Find each line with the string "envisagé" and copy it.
____________
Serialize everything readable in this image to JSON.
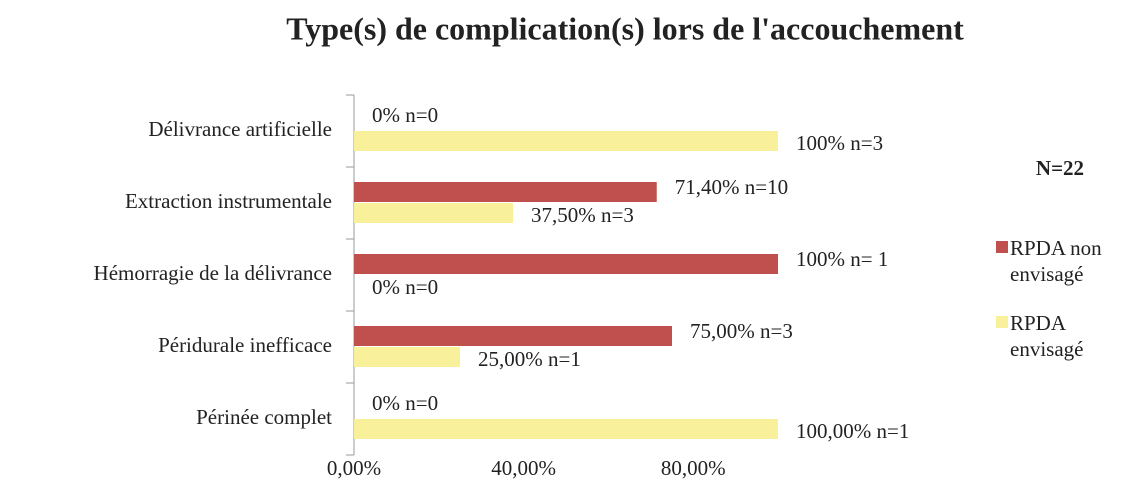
{
  "chart_data": {
    "type": "barh",
    "title": "Type(s) de complication(s) lors de l'accouchement",
    "categories": [
      "Délivrance artificielle",
      "Extraction instrumentale",
      "Hémorragie de la délivrance",
      "Péridurale inefficace",
      "Périnée complet"
    ],
    "series": [
      {
        "name": "RPDA non envisagé",
        "color": "#c0504d",
        "values": [
          0,
          71.4,
          100,
          75,
          0
        ],
        "value_labels": [
          "0% n=0",
          "71,40% n=10",
          "100% n= 1",
          "75,00% n=3",
          "0% n=0"
        ]
      },
      {
        "name": "RPDA envisagé",
        "color": "#f8f09a",
        "values": [
          100,
          37.5,
          0,
          25,
          100
        ],
        "value_labels": [
          "100% n=3",
          "37,50% n=3",
          "0% n=0",
          "25,00% n=1",
          "100,00% n=1"
        ]
      }
    ],
    "xlim": [
      0,
      100
    ],
    "xticks": [
      {
        "value": 0,
        "label": "0,00%"
      },
      {
        "value": 40,
        "label": "40,00%"
      },
      {
        "value": 80,
        "label": "80,00%"
      }
    ],
    "legend_title": "N=22",
    "legend": "right"
  }
}
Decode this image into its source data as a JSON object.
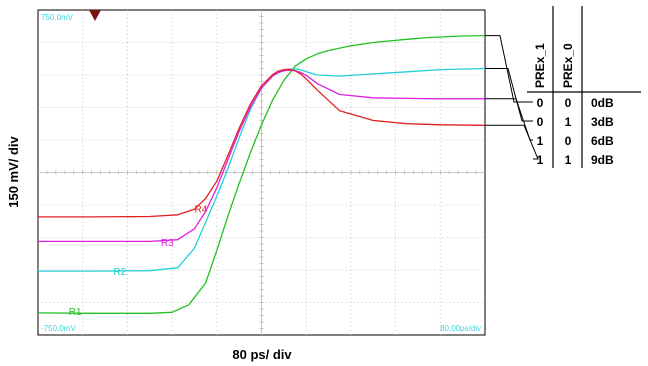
{
  "chart_data": {
    "type": "line",
    "xlabel": "80 ps/ div",
    "ylabel": "150 mV/ div",
    "scope_readouts": {
      "top_left": "750.0mV",
      "bottom_left": "-750.0mV",
      "bottom_right": "80.00ps/div"
    },
    "xlim": [
      -400,
      400
    ],
    "ylim": [
      -750,
      750
    ],
    "grid": true,
    "series": [
      {
        "name": "R1",
        "color": "#22c022",
        "x": [
          -400,
          -300,
          -200,
          -160,
          -130,
          -100,
          -80,
          -60,
          -40,
          -20,
          0,
          20,
          40,
          60,
          80,
          100,
          120,
          160,
          200,
          260,
          300,
          360,
          400
        ],
        "y": [
          -648,
          -650,
          -650,
          -645,
          -610,
          -510,
          -360,
          -200,
          -50,
          90,
          220,
          335,
          425,
          490,
          525,
          548,
          563,
          585,
          600,
          615,
          623,
          630,
          632
        ]
      },
      {
        "name": "R2",
        "color": "#22d0d8",
        "x": [
          -400,
          -300,
          -200,
          -150,
          -120,
          -100,
          -80,
          -60,
          -40,
          -20,
          0,
          20,
          30,
          40,
          50,
          60,
          70,
          80,
          100,
          140,
          200,
          260,
          320,
          400
        ],
        "y": [
          -455,
          -455,
          -453,
          -440,
          -350,
          -230,
          -110,
          20,
          160,
          290,
          390,
          445,
          460,
          470,
          476,
          478,
          474,
          465,
          450,
          445,
          455,
          465,
          475,
          480
        ]
      },
      {
        "name": "R3",
        "color": "#e020e0",
        "x": [
          -400,
          -300,
          -200,
          -150,
          -120,
          -100,
          -80,
          -60,
          -40,
          -20,
          0,
          20,
          30,
          40,
          50,
          60,
          70,
          80,
          100,
          140,
          200,
          260,
          320,
          400
        ],
        "y": [
          -318,
          -318,
          -318,
          -310,
          -260,
          -180,
          -70,
          60,
          190,
          300,
          390,
          445,
          462,
          470,
          472,
          470,
          462,
          448,
          410,
          360,
          345,
          342,
          340,
          340
        ]
      },
      {
        "name": "R4",
        "color": "#e02020",
        "x": [
          -400,
          -300,
          -200,
          -150,
          -120,
          -100,
          -80,
          -60,
          -40,
          -20,
          0,
          20,
          30,
          40,
          50,
          60,
          70,
          80,
          100,
          140,
          200,
          260,
          320,
          400
        ],
        "y": [
          -205,
          -205,
          -203,
          -195,
          -170,
          -120,
          -40,
          80,
          205,
          315,
          400,
          452,
          468,
          475,
          477,
          470,
          455,
          432,
          380,
          285,
          240,
          225,
          220,
          218
        ]
      }
    ],
    "trace_labels": [
      {
        "name": "R1",
        "x": -345,
        "y": -640
      },
      {
        "name": "R2",
        "x": -265,
        "y": -455
      },
      {
        "name": "R3",
        "x": -180,
        "y": -320
      },
      {
        "name": "R4",
        "x": -120,
        "y": -165
      }
    ]
  },
  "table": {
    "headers": [
      "PREx_1",
      "PREx_0",
      ""
    ],
    "rows": [
      [
        "0",
        "0",
        "0dB"
      ],
      [
        "0",
        "1",
        "3dB"
      ],
      [
        "1",
        "0",
        "6dB"
      ],
      [
        "1",
        "1",
        "9dB"
      ]
    ]
  },
  "colors": {
    "trigger_marker": "#7a1010",
    "grid": "#b8b8b8",
    "frame": "#000000"
  },
  "icons": {
    "trigger": "downward-triangle-marker"
  }
}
____________
Complete response:
        "name": "RPDA non envisagé",
        "name": "RPDA envisagé",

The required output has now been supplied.